Count the lines of the records that contain the string "engagement", matching case exactly, and give only the number.

- Dataset records
* BEGIN *
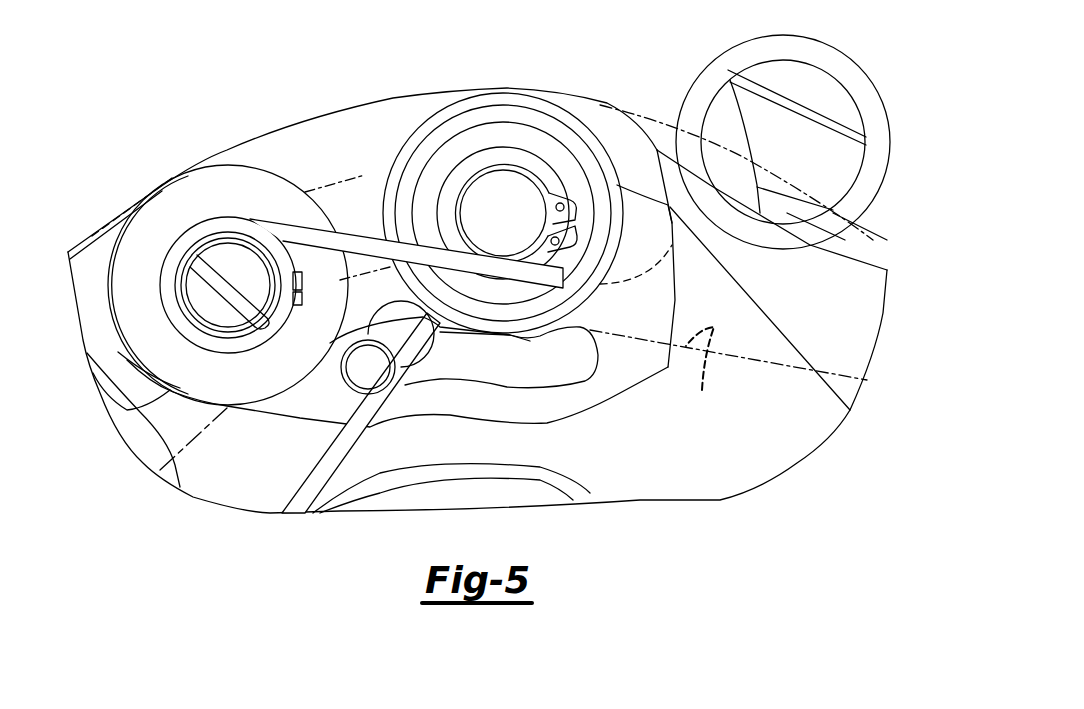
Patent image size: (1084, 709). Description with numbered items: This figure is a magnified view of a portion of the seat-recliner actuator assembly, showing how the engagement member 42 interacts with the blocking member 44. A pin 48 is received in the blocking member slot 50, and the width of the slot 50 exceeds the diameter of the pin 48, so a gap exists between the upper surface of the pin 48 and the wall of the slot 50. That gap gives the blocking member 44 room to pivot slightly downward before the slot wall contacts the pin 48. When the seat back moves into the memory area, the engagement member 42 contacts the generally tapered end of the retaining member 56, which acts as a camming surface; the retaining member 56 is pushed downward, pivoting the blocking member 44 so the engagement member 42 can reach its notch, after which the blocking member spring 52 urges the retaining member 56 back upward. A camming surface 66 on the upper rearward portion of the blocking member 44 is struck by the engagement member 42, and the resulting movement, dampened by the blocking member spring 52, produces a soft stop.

The engagement member 42 is at (850, 60).
The blocking member 44 is at (399, 100).
The pin 48 is at (373, 368).
The blocking member slot 50 is at (575, 349).
The blocking member spring 52 is at (356, 242).
The retaining member 56 is at (700, 375).
The blocking member camming surface 66 is at (633, 127).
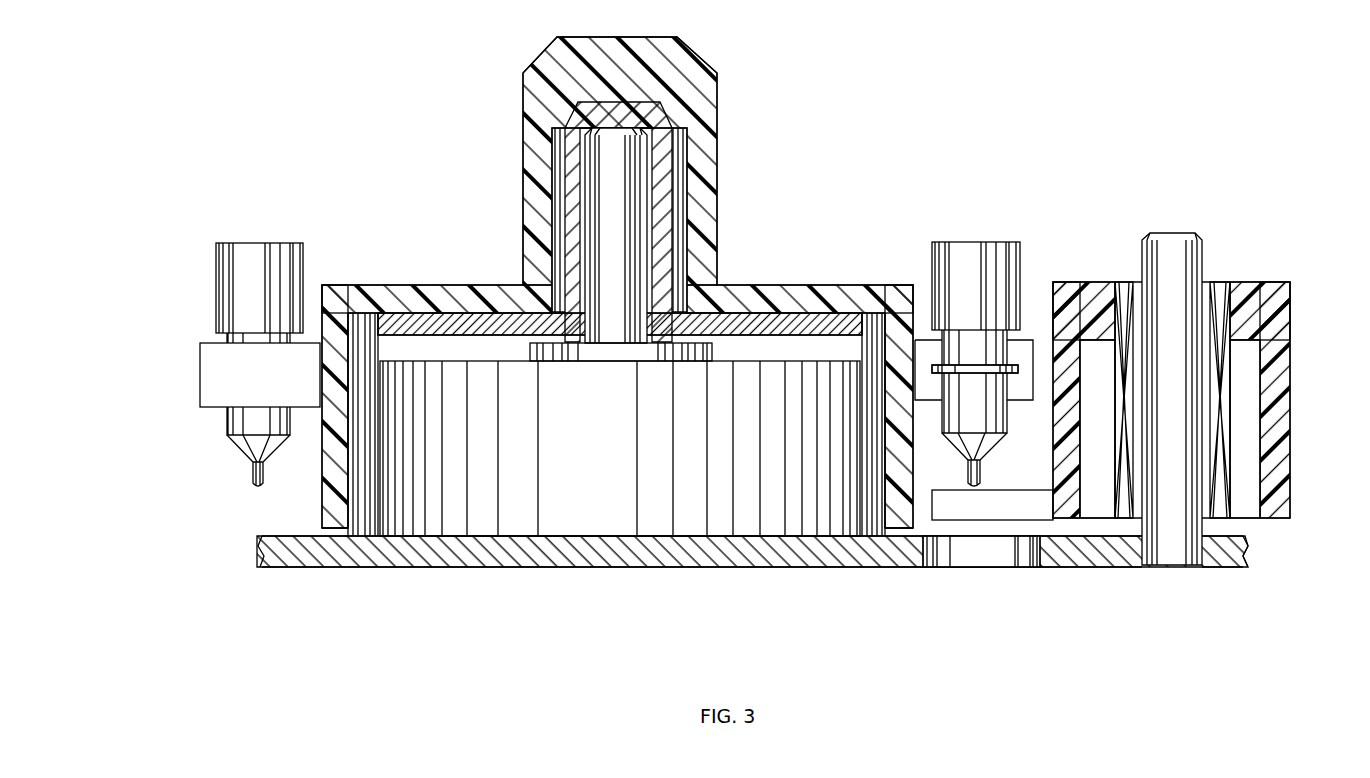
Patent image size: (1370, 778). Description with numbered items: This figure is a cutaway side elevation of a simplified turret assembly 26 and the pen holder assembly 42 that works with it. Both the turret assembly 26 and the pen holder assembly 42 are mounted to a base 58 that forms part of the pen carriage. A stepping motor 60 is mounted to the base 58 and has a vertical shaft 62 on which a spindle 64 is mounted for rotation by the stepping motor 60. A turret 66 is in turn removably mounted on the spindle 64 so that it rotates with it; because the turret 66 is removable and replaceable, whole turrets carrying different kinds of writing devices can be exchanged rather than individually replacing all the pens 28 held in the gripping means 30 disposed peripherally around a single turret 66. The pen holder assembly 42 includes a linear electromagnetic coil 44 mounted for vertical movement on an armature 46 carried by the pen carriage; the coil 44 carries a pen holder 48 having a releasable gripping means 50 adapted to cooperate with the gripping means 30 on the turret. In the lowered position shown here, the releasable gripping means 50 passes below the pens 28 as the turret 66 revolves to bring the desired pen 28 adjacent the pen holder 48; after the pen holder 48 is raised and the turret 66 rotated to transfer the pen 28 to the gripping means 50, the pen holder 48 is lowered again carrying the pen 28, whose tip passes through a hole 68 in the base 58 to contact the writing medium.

The turret assembly 26 is at (622, 327).
The pen 28 is at (288, 248).
The gripping means 30 is at (215, 383).
The pen holder assembly 42 is at (1206, 348).
The linear electromagnetic coil 44 is at (1225, 413).
The armature 46 is at (1178, 275).
The pen holder 48 is at (1277, 297).
The releasable gripping means 50 is at (1015, 508).
The base 58 is at (637, 548).
The stepping motor 60 is at (561, 528).
The vertical shaft 62 is at (617, 268).
The spindle 64 is at (665, 204).
The turret 66 is at (692, 102).
The hole 68 is at (970, 550).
* END *
- Answer to the exercise
2